### Cosa si chiede:
Conta le righe del materiale in cui compare la stringa "Activities" e scrivi solo il numero.

### Dati grezzi:
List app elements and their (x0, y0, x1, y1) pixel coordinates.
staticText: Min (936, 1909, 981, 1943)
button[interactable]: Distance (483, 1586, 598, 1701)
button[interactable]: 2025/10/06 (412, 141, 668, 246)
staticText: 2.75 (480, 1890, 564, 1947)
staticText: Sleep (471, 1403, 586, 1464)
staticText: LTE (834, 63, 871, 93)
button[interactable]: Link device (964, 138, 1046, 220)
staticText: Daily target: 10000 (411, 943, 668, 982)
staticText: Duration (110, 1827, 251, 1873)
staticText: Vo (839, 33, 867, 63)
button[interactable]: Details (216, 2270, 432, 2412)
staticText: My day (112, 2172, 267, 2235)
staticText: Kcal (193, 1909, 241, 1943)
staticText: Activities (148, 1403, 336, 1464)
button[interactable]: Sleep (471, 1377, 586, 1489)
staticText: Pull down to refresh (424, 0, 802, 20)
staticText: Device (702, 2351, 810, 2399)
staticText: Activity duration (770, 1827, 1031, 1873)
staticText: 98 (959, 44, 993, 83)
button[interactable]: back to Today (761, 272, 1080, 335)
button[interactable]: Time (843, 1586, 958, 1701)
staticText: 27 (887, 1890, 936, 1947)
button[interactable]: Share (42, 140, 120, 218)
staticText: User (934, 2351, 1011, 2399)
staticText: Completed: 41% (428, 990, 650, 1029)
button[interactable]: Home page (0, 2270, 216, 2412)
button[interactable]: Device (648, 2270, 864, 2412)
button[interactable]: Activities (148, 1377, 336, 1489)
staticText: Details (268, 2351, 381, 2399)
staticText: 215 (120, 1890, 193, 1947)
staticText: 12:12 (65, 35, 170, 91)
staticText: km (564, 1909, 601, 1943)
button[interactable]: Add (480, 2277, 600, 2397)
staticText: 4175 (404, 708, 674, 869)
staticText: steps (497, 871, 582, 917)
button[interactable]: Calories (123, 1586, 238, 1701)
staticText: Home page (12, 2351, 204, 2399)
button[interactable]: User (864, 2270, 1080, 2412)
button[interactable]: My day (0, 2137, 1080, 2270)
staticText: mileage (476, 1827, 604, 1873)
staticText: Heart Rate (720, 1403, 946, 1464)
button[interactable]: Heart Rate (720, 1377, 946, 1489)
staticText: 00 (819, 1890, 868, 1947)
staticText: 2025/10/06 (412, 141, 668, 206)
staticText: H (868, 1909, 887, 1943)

### Risultato:
2